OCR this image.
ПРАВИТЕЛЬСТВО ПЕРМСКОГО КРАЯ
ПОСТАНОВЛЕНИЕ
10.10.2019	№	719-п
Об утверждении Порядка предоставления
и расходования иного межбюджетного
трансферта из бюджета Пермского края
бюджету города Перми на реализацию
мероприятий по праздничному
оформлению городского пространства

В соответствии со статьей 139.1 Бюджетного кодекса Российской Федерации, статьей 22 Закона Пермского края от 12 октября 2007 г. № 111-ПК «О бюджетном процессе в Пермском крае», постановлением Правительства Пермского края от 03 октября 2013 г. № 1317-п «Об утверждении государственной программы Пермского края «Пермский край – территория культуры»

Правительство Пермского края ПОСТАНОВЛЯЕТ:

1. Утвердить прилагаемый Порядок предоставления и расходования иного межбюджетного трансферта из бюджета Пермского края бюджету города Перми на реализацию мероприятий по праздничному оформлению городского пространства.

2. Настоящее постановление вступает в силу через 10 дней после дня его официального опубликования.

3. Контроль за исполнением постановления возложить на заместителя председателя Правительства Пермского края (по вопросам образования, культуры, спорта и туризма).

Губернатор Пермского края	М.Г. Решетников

- **TASK OBJECTIVE**
Give back the whole listing, word for word.

- **EXERCISE SOLUTION**
OCR this image.
ПРАВИТЕЛЬСТВО ПЕРМСКОГО КРАЯ
ПОСТАНОВЛЕНИЕ
10.10.2019	№	719-п
Об утверждении Порядка предоставления
и расходования иного межбюджетного
трансферта из бюджета Пермского края
бюджету города Перми на реализацию
мероприятий по праздничному
оформлению городского пространства

В соответствии со статьей 139.1 Бюджетного кодекса Российской Федерации, статьей 22 Закона Пермского края от 12 октября 2007 г. № 111-ПК «О бюджетном процессе в Пермском крае», постановлением Правительства Пермского края от 03 октября 2013 г. № 1317-п «Об утверждении государственной программы Пермского края «Пермский край – территория культуры»

Правительство Пермского края ПОСТАНОВЛЯЕТ:

1. Утвердить прилагаемый Порядок предоставления и расходования иного межбюджетного трансферта из бюджета Пермского края бюджету города Перми на реализацию мероприятий по праздничному оформлению городского пространства.

2. Настоящее постановление вступает в силу через 10 дней после дня его официального опубликования.

3. Контроль за исполнением постановления возложить на заместителя председателя Правительства Пермского края (по вопросам образования, культуры, спорта и туризма).

Губернатор Пермского края	М.Г. Решетников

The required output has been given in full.